Below is a block of data; give all of it again word for word.

-----

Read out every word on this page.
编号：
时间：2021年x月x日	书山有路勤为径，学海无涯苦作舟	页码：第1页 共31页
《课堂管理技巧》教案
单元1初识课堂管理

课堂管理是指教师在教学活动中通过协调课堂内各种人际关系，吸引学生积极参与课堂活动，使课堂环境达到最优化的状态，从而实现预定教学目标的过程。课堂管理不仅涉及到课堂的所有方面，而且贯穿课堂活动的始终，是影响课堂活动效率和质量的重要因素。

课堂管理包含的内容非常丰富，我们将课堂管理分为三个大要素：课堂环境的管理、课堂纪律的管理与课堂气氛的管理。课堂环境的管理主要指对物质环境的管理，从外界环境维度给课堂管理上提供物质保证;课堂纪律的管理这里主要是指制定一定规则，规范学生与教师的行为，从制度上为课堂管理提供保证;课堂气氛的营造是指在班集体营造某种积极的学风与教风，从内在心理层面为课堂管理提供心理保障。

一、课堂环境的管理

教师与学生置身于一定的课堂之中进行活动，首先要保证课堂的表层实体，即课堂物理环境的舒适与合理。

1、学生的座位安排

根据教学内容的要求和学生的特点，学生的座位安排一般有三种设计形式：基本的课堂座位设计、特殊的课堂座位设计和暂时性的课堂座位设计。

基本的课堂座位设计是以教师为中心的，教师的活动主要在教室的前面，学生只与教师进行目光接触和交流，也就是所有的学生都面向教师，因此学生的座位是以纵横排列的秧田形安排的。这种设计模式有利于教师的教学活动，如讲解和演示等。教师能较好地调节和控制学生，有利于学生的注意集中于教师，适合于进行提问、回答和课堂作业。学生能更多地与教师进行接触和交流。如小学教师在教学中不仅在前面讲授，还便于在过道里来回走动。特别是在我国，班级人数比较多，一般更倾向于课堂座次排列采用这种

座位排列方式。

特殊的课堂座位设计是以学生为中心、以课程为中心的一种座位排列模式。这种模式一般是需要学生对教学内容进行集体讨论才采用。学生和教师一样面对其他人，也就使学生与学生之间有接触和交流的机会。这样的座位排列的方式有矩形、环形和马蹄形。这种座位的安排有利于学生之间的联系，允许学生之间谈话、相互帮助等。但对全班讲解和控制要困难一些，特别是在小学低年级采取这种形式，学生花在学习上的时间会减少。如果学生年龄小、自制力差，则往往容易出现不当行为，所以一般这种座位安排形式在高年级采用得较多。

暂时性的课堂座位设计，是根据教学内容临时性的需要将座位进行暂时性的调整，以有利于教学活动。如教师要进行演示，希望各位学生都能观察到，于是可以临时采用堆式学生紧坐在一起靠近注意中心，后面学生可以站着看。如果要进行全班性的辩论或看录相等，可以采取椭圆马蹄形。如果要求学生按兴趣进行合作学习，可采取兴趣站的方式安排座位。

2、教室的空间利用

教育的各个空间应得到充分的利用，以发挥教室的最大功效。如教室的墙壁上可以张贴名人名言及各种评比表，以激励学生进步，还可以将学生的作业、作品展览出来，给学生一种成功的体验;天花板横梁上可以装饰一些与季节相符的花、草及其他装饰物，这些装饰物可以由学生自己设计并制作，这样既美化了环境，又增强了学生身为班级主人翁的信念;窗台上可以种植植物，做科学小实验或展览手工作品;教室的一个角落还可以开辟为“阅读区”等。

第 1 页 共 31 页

-----

The response »
Read out every word on this page.
编号：
时间：2021年x月x日	书山有路勤为径，学海无涯苦作舟	页码：第1页 共31页
《课堂管理技巧》教案
单元1初识课堂管理

课堂管理是指教师在教学活动中通过协调课堂内各种人际关系，吸引学生积极参与课堂活动，使课堂环境达到最优化的状态，从而实现预定教学目标的过程。课堂管理不仅涉及到课堂的所有方面，而且贯穿课堂活动的始终，是影响课堂活动效率和质量的重要因素。

课堂管理包含的内容非常丰富，我们将课堂管理分为三个大要素：课堂环境的管理、课堂纪律的管理与课堂气氛的管理。课堂环境的管理主要指对物质环境的管理，从外界环境维度给课堂管理上提供物质保证;课堂纪律的管理这里主要是指制定一定规则，规范学生与教师的行为，从制度上为课堂管理提供保证;课堂气氛的营造是指在班集体营造某种积极的学风与教风，从内在心理层面为课堂管理提供心理保障。

一、课堂环境的管理

教师与学生置身于一定的课堂之中进行活动，首先要保证课堂的表层实体，即课堂物理环境的舒适与合理。

1、学生的座位安排

根据教学内容的要求和学生的特点，学生的座位安排一般有三种设计形式：基本的课堂座位设计、特殊的课堂座位设计和暂时性的课堂座位设计。

基本的课堂座位设计是以教师为中心的，教师的活动主要在教室的前面，学生只与教师进行目光接触和交流，也就是所有的学生都面向教师，因此学生的座位是以纵横排列的秧田形安排的。这种设计模式有利于教师的教学活动，如讲解和演示等。教师能较好地调节和控制学生，有利于学生的注意集中于教师，适合于进行提问、回答和课堂作业。学生能更多地与教师进行接触和交流。如小学教师在教学中不仅在前面讲授，还便于在过道里来回走动。特别是在我国，班级人数比较多，一般更倾向于课堂座次排列采用这种

座位排列方式。

特殊的课堂座位设计是以学生为中心、以课程为中心的一种座位排列模式。这种模式一般是需要学生对教学内容进行集体讨论才采用。学生和教师一样面对其他人，也就使学生与学生之间有接触和交流的机会。这样的座位排列的方式有矩形、环形和马蹄形。这种座位的安排有利于学生之间的联系，允许学生之间谈话、相互帮助等。但对全班讲解和控制要困难一些，特别是在小学低年级采取这种形式，学生花在学习上的时间会减少。如果学生年龄小、自制力差，则往往容易出现不当行为，所以一般这种座位安排形式在高年级采用得较多。

暂时性的课堂座位设计，是根据教学内容临时性的需要将座位进行暂时性的调整，以有利于教学活动。如教师要进行演示，希望各位学生都能观察到，于是可以临时采用堆式学生紧坐在一起靠近注意中心，后面学生可以站着看。如果要进行全班性的辩论或看录相等，可以采取椭圆马蹄形。如果要求学生按兴趣进行合作学习，可采取兴趣站的方式安排座位。

2、教室的空间利用

教育的各个空间应得到充分的利用，以发挥教室的最大功效。如教室的墙壁上可以张贴名人名言及各种评比表，以激励学生进步，还可以将学生的作业、作品展览出来，给学生一种成功的体验;天花板横梁上可以装饰一些与季节相符的花、草及其他装饰物，这些装饰物可以由学生自己设计并制作，这样既美化了环境，又增强了学生身为班级主人翁的信念;窗台上可以种植植物，做科学小实验或展览手工作品;教室的一个角落还可以开辟为“阅读区”等。

第 1 页 共 31 页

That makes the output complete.